Records contained in a dataset
▬▬▬▬▬▬

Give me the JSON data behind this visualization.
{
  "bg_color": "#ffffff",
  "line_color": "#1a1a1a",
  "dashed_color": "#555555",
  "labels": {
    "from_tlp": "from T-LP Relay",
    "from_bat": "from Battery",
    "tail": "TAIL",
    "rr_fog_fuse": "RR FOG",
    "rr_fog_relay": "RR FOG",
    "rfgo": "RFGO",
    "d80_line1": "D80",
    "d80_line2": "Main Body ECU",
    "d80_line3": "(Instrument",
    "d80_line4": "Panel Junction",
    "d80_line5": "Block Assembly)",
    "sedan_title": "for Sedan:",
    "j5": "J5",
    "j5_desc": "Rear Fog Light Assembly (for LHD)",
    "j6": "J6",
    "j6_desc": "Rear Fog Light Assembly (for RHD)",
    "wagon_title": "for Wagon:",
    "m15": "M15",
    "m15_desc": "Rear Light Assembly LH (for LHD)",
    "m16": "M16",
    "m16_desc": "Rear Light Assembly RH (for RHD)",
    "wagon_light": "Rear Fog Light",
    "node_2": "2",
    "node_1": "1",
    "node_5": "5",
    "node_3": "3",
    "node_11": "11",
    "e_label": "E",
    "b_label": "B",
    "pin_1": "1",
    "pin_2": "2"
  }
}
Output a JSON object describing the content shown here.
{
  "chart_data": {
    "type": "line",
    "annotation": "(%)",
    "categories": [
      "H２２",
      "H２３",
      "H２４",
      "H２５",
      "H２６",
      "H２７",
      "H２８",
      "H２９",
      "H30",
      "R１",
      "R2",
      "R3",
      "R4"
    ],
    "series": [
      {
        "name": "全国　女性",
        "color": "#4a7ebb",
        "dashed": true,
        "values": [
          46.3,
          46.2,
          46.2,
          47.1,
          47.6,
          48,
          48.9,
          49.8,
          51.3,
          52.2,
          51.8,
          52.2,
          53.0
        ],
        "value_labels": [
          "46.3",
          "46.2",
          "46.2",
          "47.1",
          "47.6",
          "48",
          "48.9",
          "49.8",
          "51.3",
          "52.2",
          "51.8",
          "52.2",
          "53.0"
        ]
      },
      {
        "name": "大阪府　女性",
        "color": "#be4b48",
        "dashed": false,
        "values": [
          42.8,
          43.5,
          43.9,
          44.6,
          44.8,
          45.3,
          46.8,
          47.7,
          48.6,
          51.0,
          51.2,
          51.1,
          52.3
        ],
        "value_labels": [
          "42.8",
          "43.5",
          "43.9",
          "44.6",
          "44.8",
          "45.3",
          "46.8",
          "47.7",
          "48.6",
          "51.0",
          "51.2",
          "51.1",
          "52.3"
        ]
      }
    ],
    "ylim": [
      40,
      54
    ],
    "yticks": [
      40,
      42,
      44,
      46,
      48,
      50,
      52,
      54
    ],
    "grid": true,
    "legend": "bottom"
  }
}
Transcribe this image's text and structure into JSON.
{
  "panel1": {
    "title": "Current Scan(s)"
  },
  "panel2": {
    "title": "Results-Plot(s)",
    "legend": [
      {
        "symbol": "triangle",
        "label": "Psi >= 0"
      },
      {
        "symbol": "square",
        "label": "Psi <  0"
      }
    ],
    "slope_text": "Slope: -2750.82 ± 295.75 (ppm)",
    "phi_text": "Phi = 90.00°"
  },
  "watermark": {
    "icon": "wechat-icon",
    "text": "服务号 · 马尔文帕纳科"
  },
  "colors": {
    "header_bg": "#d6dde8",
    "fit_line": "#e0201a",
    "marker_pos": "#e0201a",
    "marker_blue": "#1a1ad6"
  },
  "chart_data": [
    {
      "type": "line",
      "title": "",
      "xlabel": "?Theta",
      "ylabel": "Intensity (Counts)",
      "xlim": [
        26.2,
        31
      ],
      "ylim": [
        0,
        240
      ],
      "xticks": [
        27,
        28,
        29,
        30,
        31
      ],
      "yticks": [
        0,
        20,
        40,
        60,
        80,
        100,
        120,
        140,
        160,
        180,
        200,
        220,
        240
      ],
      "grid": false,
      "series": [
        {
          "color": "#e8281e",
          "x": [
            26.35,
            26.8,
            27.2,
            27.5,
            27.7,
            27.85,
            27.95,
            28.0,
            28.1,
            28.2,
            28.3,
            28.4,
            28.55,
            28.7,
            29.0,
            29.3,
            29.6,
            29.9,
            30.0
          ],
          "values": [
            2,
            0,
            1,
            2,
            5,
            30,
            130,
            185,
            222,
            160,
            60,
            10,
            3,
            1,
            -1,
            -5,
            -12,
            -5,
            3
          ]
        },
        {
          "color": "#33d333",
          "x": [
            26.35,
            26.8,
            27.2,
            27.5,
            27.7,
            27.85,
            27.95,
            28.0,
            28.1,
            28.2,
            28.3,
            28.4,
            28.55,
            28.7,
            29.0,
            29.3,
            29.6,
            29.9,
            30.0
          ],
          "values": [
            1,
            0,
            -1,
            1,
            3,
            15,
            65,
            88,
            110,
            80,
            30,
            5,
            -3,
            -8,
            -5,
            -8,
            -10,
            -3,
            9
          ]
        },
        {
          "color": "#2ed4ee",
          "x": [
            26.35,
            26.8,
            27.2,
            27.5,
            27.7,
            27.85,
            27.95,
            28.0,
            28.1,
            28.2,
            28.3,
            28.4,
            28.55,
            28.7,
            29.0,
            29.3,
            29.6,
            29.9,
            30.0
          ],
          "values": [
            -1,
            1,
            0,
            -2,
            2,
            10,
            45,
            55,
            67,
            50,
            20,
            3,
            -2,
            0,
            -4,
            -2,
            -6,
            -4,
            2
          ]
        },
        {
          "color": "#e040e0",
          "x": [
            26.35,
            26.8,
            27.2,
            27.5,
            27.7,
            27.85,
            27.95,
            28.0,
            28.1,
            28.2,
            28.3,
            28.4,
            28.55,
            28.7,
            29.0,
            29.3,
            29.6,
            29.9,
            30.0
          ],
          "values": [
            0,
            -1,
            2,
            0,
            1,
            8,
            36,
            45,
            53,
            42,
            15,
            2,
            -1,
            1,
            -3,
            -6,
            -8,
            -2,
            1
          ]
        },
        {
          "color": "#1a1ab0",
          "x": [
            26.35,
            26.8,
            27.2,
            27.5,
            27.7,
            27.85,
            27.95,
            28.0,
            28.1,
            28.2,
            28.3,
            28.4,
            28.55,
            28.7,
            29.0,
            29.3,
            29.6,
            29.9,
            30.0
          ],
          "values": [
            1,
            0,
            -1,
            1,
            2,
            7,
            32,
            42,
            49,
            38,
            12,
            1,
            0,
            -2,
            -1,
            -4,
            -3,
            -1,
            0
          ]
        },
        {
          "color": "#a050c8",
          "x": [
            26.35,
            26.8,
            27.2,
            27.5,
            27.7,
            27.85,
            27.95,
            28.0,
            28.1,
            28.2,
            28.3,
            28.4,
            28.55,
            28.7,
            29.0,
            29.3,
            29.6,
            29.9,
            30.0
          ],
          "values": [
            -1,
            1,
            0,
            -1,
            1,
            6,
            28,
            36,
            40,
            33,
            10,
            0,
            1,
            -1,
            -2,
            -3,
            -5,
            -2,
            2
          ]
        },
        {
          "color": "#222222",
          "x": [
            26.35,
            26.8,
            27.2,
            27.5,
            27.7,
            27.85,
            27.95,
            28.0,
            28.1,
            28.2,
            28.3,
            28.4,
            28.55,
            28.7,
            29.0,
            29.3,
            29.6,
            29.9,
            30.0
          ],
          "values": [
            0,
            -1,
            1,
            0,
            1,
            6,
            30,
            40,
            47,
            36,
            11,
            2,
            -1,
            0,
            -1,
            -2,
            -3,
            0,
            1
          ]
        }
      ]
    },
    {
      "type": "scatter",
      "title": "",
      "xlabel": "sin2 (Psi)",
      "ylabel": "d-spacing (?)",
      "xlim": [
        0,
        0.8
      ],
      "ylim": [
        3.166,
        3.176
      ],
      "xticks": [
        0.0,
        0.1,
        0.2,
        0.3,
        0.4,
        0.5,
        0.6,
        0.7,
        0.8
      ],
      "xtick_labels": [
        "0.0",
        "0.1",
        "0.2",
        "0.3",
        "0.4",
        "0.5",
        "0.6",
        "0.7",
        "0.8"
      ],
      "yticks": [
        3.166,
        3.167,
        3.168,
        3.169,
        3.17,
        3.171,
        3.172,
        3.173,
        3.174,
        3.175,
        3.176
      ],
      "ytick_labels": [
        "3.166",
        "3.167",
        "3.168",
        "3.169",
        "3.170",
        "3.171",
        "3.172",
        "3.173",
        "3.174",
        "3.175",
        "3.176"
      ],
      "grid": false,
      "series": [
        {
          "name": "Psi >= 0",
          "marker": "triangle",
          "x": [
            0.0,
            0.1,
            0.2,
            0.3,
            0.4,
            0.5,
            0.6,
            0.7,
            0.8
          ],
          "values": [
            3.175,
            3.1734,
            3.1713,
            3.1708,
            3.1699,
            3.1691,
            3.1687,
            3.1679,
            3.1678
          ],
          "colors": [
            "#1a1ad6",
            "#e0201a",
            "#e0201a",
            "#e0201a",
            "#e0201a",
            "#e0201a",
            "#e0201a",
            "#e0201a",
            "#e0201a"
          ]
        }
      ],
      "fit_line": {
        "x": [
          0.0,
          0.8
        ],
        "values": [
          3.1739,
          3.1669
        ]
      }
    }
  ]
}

▬▬▬▬▬▬

Extract every line of the records above that contains the word "from".

    "from_tlp": "from T-LP Relay",
    "from_bat": "from Battery",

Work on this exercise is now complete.